### Aim of the exercise
Carry none of the pictures over; write out the complete data exactly.

* Begin Provided data *

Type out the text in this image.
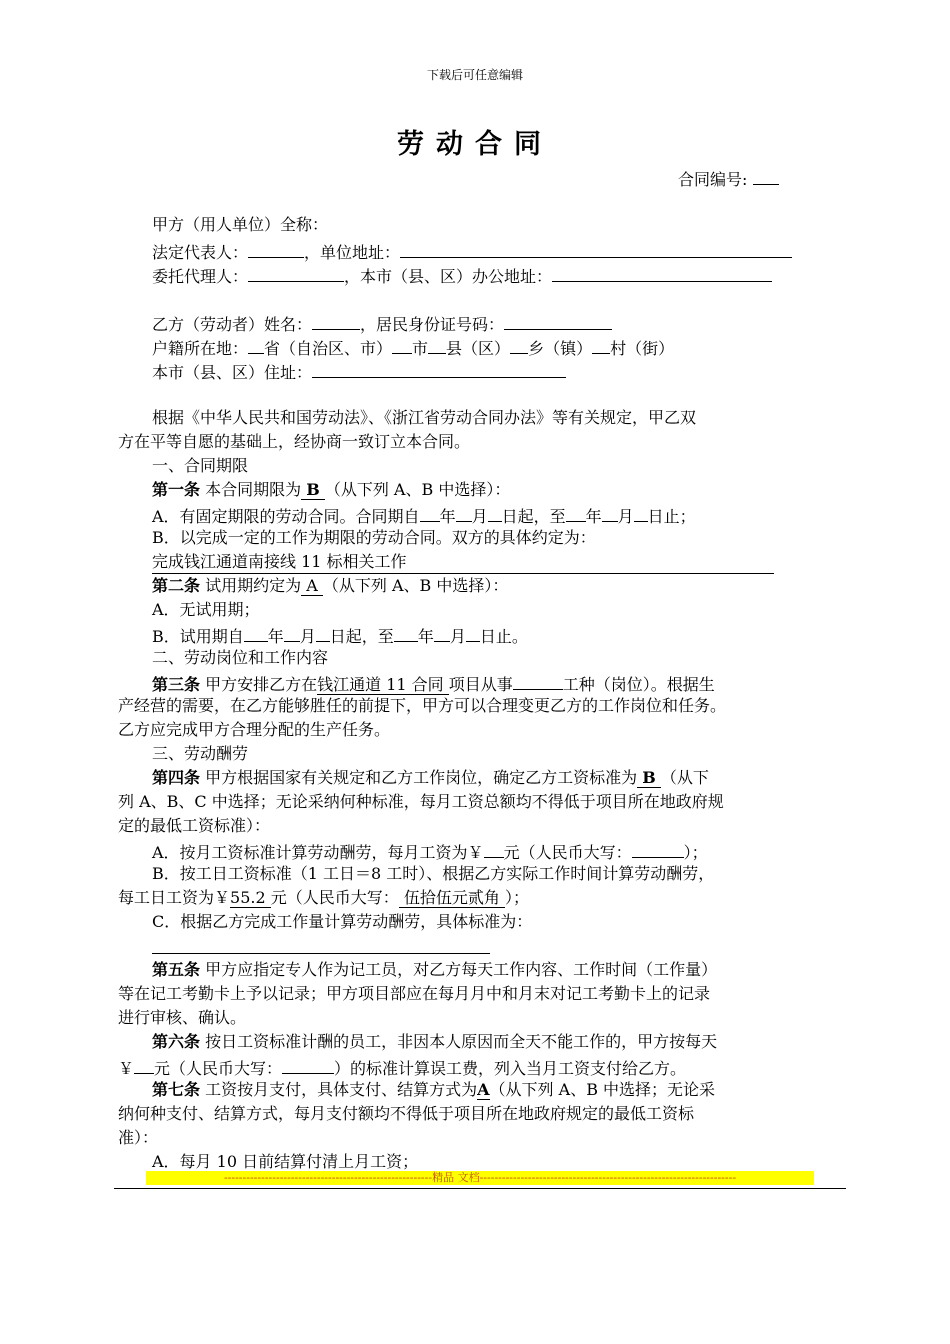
下载后可任意编辑
劳动合同
合同编号:
甲方（用人单位）全称：
法定代表人：	，单位地址：
委托代理人：	，本市（县、区）办公地址：
乙方（劳动者）姓名：	，居民身份证号码：
户籍所在地： 省（自治区、市） 市 县（区） 乡（镇） 村（街）
本市（县、区）住址：
根据《中华人民共和国劳动法》、《浙江省劳动合同办法》等有关规定，甲乙双
方在平等自愿的基础上，经协商一致订立本合同。
一、合同期限
第一条 本合同期限为 B （从下列 A、B 中选择）：
A．有固定期限的劳动合同。合同期自 年 月 日起，至 年 月 日止；
B．以完成一定的工作为期限的劳动合同。双方的具体约定为：
完成钱江通道南接线 11 标相关工作
第二条 试用期约定为 A （从下列 A、B 中选择）：
A．无试用期；
B．试用期自 年 月 日起，至 年 月 日止。
二、劳动岗位和工作内容
第三条 甲方安排乙方在钱江通道 11 合同 项目从事	工种（岗位）。根据生
产经营的需要，在乙方能够胜任的前提下，甲方可以合理变更乙方的工作岗位和任务。
乙方应完成甲方合理分配的生产任务。
三、劳动酬劳
第四条 甲方根据国家有关规定和乙方工作岗位，确定乙方工资标准为 B （从下
列 A、B、C 中选择；无论采纳何种标准，每月工资总额均不得低于项目所在地政府规
定的最低工资标准）：
A．按月工资标准计算劳动酬劳，每月工资为￥ 元（人民币大写：	）；
B．按工日工资标准（1 工日＝8 工时）、根据乙方实际工作时间计算劳动酬劳，
每工日工资为￥55.2 元（人民币大写： 伍拾伍元贰角 ）；
C．根据乙方完成工作量计算劳动酬劳，具体标准为：
第五条 甲方应指定专人作为记工员，对乙方每天工作内容、工作时间（工作量）
等在记工考勤卡上予以记录；甲方项目部应在每月月中和月末对记工考勤卡上的记录
进行审核、确认。
第六条 按日工资标准计酬的员工，非因本人原因而全天不能工作的，甲方按每天
￥ 元（人民币大写：	）的标准计算误工费，列入当月工资支付给乙方。
第七条 工资按月支付，具体支付、结算方式为A（从下列 A、B 中选择；无论采
纳何种支付、结算方式，每月支付额均不得低于项目所在地政府规定的最低工资标
准）：
A．每月 10 日前结算付清上月工资；
--------------------------------------------------------精品 文档---------------------------------------------------------------------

* End Provided data *

### The answer
Type out the text in this image.
下载后可任意编辑
劳动合同
合同编号:
甲方（用人单位）全称：
法定代表人：	，单位地址：
委托代理人：	，本市（县、区）办公地址：
乙方（劳动者）姓名：	，居民身份证号码：
户籍所在地： 省（自治区、市） 市 县（区） 乡（镇） 村（街）
本市（县、区）住址：
根据《中华人民共和国劳动法》、《浙江省劳动合同办法》等有关规定，甲乙双
方在平等自愿的基础上，经协商一致订立本合同。
一、合同期限
第一条 本合同期限为 B （从下列 A、B 中选择）：
A．有固定期限的劳动合同。合同期自 年 月 日起，至 年 月 日止；
B．以完成一定的工作为期限的劳动合同。双方的具体约定为：
完成钱江通道南接线 11 标相关工作
第二条 试用期约定为 A （从下列 A、B 中选择）：
A．无试用期；
B．试用期自 年 月 日起，至 年 月 日止。
二、劳动岗位和工作内容
第三条 甲方安排乙方在钱江通道 11 合同 项目从事	工种（岗位）。根据生
产经营的需要，在乙方能够胜任的前提下，甲方可以合理变更乙方的工作岗位和任务。
乙方应完成甲方合理分配的生产任务。
三、劳动酬劳
第四条 甲方根据国家有关规定和乙方工作岗位，确定乙方工资标准为 B （从下
列 A、B、C 中选择；无论采纳何种标准，每月工资总额均不得低于项目所在地政府规
定的最低工资标准）：
A．按月工资标准计算劳动酬劳，每月工资为￥ 元（人民币大写：	）；
B．按工日工资标准（1 工日＝8 工时）、根据乙方实际工作时间计算劳动酬劳，
每工日工资为￥55.2 元（人民币大写： 伍拾伍元贰角 ）；
C．根据乙方完成工作量计算劳动酬劳，具体标准为：
第五条 甲方应指定专人作为记工员，对乙方每天工作内容、工作时间（工作量）
等在记工考勤卡上予以记录；甲方项目部应在每月月中和月末对记工考勤卡上的记录
进行审核、确认。
第六条 按日工资标准计酬的员工，非因本人原因而全天不能工作的，甲方按每天
￥ 元（人民币大写：	）的标准计算误工费，列入当月工资支付给乙方。
第七条 工资按月支付，具体支付、结算方式为A（从下列 A、B 中选择；无论采
纳何种支付、结算方式，每月支付额均不得低于项目所在地政府规定的最低工资标
准）：
A．每月 10 日前结算付清上月工资；
--------------------------------------------------------精品 文档---------------------------------------------------------------------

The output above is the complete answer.